* **REQUEST**:
Nothing in the records may be left out or altered; reproduce them all exactly.

* **TASK INPUT**:

-----

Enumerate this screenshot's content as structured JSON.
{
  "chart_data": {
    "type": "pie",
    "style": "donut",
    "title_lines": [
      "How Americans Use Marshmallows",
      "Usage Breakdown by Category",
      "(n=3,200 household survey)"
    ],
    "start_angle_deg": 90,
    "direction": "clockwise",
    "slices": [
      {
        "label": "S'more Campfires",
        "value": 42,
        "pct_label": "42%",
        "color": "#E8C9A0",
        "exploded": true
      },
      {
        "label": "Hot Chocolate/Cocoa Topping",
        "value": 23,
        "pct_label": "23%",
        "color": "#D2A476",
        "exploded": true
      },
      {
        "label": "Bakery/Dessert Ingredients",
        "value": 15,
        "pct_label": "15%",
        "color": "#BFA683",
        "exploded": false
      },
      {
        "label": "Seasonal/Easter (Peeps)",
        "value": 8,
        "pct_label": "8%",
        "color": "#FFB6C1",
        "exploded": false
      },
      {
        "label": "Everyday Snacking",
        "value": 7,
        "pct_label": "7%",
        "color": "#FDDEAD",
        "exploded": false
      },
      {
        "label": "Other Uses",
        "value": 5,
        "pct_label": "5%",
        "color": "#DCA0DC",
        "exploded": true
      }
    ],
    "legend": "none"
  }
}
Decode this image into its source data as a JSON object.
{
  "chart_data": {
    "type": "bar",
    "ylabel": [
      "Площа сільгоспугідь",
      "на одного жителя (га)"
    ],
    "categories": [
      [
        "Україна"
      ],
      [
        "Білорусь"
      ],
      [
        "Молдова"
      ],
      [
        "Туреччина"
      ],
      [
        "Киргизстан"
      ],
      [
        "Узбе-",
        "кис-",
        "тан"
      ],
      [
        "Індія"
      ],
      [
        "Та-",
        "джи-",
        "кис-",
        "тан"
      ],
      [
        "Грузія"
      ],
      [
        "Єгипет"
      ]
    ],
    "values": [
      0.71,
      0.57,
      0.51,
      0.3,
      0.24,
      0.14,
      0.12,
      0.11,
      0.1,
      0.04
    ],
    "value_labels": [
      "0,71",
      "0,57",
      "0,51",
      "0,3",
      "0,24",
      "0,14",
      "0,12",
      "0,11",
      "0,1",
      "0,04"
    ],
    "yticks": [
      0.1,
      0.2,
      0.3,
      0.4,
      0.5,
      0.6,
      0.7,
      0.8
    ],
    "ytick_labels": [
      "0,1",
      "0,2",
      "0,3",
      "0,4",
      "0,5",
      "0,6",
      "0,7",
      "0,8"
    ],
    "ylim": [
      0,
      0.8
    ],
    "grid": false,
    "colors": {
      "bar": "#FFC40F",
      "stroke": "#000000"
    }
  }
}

-----

* **WORKED ANSWER**:
Enumerate this screenshot's content as structured JSON.
{
  "chart_data": {
    "type": "pie",
    "style": "donut",
    "title_lines": [
      "How Americans Use Marshmallows",
      "Usage Breakdown by Category",
      "(n=3,200 household survey)"
    ],
    "start_angle_deg": 90,
    "direction": "clockwise",
    "slices": [
      {
        "label": "S'more Campfires",
        "value": 42,
        "pct_label": "42%",
        "color": "#E8C9A0",
        "exploded": true
      },
      {
        "label": "Hot Chocolate/Cocoa Topping",
        "value": 23,
        "pct_label": "23%",
        "color": "#D2A476",
        "exploded": true
      },
      {
        "label": "Bakery/Dessert Ingredients",
        "value": 15,
        "pct_label": "15%",
        "color": "#BFA683",
        "exploded": false
      },
      {
        "label": "Seasonal/Easter (Peeps)",
        "value": 8,
        "pct_label": "8%",
        "color": "#FFB6C1",
        "exploded": false
      },
      {
        "label": "Everyday Snacking",
        "value": 7,
        "pct_label": "7%",
        "color": "#FDDEAD",
        "exploded": false
      },
      {
        "label": "Other Uses",
        "value": 5,
        "pct_label": "5%",
        "color": "#DCA0DC",
        "exploded": true
      }
    ],
    "legend": "none"
  }
}
Decode this image into its source data as a JSON object.
{
  "chart_data": {
    "type": "bar",
    "ylabel": [
      "Площа сільгоспугідь",
      "на одного жителя (га)"
    ],
    "categories": [
      [
        "Україна"
      ],
      [
        "Білорусь"
      ],
      [
        "Молдова"
      ],
      [
        "Туреччина"
      ],
      [
        "Киргизстан"
      ],
      [
        "Узбе-",
        "кис-",
        "тан"
      ],
      [
        "Індія"
      ],
      [
        "Та-",
        "джи-",
        "кис-",
        "тан"
      ],
      [
        "Грузія"
      ],
      [
        "Єгипет"
      ]
    ],
    "values": [
      0.71,
      0.57,
      0.51,
      0.3,
      0.24,
      0.14,
      0.12,
      0.11,
      0.1,
      0.04
    ],
    "value_labels": [
      "0,71",
      "0,57",
      "0,51",
      "0,3",
      "0,24",
      "0,14",
      "0,12",
      "0,11",
      "0,1",
      "0,04"
    ],
    "yticks": [
      0.1,
      0.2,
      0.3,
      0.4,
      0.5,
      0.6,
      0.7,
      0.8
    ],
    "ytick_labels": [
      "0,1",
      "0,2",
      "0,3",
      "0,4",
      "0,5",
      "0,6",
      "0,7",
      "0,8"
    ],
    "ylim": [
      0,
      0.8
    ],
    "grid": false,
    "colors": {
      "bar": "#FFC40F",
      "stroke": "#000000"
    }
  }
}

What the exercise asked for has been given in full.